» **What this task involves**:
Copy each line below without leaving any out.

####

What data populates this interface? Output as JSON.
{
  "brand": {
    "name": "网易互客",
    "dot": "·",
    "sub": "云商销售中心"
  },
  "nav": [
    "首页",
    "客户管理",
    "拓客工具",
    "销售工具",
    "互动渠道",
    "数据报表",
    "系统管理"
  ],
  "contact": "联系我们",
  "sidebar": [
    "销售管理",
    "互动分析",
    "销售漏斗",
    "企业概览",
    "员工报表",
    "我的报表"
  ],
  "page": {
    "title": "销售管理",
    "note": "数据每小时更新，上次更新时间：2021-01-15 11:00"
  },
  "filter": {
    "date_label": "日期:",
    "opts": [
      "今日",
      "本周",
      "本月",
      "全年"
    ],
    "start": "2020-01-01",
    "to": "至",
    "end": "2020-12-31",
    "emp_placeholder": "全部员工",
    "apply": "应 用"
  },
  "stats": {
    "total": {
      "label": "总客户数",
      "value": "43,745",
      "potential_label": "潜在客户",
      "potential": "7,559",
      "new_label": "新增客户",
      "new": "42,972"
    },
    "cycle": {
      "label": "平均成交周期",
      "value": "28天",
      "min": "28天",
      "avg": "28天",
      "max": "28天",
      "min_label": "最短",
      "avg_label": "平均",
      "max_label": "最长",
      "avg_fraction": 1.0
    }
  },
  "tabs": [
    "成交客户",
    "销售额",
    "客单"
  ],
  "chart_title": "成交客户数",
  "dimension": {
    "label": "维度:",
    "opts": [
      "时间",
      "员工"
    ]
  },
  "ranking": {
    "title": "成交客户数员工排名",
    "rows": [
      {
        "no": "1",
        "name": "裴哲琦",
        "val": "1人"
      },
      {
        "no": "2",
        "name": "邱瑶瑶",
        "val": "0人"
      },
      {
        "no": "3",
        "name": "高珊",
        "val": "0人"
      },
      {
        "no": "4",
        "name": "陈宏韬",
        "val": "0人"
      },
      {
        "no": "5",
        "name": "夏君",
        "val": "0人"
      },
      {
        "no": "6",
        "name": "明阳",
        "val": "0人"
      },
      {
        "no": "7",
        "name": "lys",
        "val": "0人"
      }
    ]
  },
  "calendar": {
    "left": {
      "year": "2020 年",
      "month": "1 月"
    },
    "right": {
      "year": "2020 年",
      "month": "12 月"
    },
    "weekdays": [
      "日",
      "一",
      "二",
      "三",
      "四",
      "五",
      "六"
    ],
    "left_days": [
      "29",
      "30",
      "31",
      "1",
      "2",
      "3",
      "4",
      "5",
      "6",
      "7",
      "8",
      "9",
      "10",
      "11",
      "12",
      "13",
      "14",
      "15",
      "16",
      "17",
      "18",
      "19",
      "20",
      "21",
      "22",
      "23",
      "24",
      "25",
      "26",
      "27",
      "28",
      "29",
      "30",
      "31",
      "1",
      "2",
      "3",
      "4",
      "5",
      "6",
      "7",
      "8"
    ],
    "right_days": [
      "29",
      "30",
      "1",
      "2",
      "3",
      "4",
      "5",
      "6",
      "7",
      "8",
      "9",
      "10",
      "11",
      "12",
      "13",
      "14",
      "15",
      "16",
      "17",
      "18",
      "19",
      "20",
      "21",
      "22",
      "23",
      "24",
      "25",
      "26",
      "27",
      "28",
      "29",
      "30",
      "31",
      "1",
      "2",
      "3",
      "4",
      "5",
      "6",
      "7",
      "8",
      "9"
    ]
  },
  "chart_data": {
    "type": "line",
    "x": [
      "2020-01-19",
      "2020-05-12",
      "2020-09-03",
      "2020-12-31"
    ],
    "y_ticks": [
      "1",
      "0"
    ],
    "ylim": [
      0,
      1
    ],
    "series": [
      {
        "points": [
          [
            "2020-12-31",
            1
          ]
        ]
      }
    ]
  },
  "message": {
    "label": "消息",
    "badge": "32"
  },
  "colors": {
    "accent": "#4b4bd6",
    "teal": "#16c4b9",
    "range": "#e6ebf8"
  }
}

####

» **Solution to this task**:
What data populates this interface? Output as JSON.
{
  "brand": {
    "name": "网易互客",
    "dot": "·",
    "sub": "云商销售中心"
  },
  "nav": [
    "首页",
    "客户管理",
    "拓客工具",
    "销售工具",
    "互动渠道",
    "数据报表",
    "系统管理"
  ],
  "contact": "联系我们",
  "sidebar": [
    "销售管理",
    "互动分析",
    "销售漏斗",
    "企业概览",
    "员工报表",
    "我的报表"
  ],
  "page": {
    "title": "销售管理",
    "note": "数据每小时更新，上次更新时间：2021-01-15 11:00"
  },
  "filter": {
    "date_label": "日期:",
    "opts": [
      "今日",
      "本周",
      "本月",
      "全年"
    ],
    "start": "2020-01-01",
    "to": "至",
    "end": "2020-12-31",
    "emp_placeholder": "全部员工",
    "apply": "应 用"
  },
  "stats": {
    "total": {
      "label": "总客户数",
      "value": "43,745",
      "potential_label": "潜在客户",
      "potential": "7,559",
      "new_label": "新增客户",
      "new": "42,972"
    },
    "cycle": {
      "label": "平均成交周期",
      "value": "28天",
      "min": "28天",
      "avg": "28天",
      "max": "28天",
      "min_label": "最短",
      "avg_label": "平均",
      "max_label": "最长",
      "avg_fraction": 1.0
    }
  },
  "tabs": [
    "成交客户",
    "销售额",
    "客单"
  ],
  "chart_title": "成交客户数",
  "dimension": {
    "label": "维度:",
    "opts": [
      "时间",
      "员工"
    ]
  },
  "ranking": {
    "title": "成交客户数员工排名",
    "rows": [
      {
        "no": "1",
        "name": "裴哲琦",
        "val": "1人"
      },
      {
        "no": "2",
        "name": "邱瑶瑶",
        "val": "0人"
      },
      {
        "no": "3",
        "name": "高珊",
        "val": "0人"
      },
      {
        "no": "4",
        "name": "陈宏韬",
        "val": "0人"
      },
      {
        "no": "5",
        "name": "夏君",
        "val": "0人"
      },
      {
        "no": "6",
        "name": "明阳",
        "val": "0人"
      },
      {
        "no": "7",
        "name": "lys",
        "val": "0人"
      }
    ]
  },
  "calendar": {
    "left": {
      "year": "2020 年",
      "month": "1 月"
    },
    "right": {
      "year": "2020 年",
      "month": "12 月"
    },
    "weekdays": [
      "日",
      "一",
      "二",
      "三",
      "四",
      "五",
      "六"
    ],
    "left_days": [
      "29",
      "30",
      "31",
      "1",
      "2",
      "3",
      "4",
      "5",
      "6",
      "7",
      "8",
      "9",
      "10",
      "11",
      "12",
      "13",
      "14",
      "15",
      "16",
      "17",
      "18",
      "19",
      "20",
      "21",
      "22",
      "23",
      "24",
      "25",
      "26",
      "27",
      "28",
      "29",
      "30",
      "31",
      "1",
      "2",
      "3",
      "4",
      "5",
      "6",
      "7",
      "8"
    ],
    "right_days": [
      "29",
      "30",
      "1",
      "2",
      "3",
      "4",
      "5",
      "6",
      "7",
      "8",
      "9",
      "10",
      "11",
      "12",
      "13",
      "14",
      "15",
      "16",
      "17",
      "18",
      "19",
      "20",
      "21",
      "22",
      "23",
      "24",
      "25",
      "26",
      "27",
      "28",
      "29",
      "30",
      "31",
      "1",
      "2",
      "3",
      "4",
      "5",
      "6",
      "7",
      "8",
      "9"
    ]
  },
  "chart_data": {
    "type": "line",
    "x": [
      "2020-01-19",
      "2020-05-12",
      "2020-09-03",
      "2020-12-31"
    ],
    "y_ticks": [
      "1",
      "0"
    ],
    "ylim": [
      0,
      1
    ],
    "series": [
      {
        "points": [
          [
            "2020-12-31",
            1
          ]
        ]
      }
    ]
  },
  "message": {
    "label": "消息",
    "badge": "32"
  },
  "colors": {
    "accent": "#4b4bd6",
    "teal": "#16c4b9",
    "range": "#e6ebf8"
  }
}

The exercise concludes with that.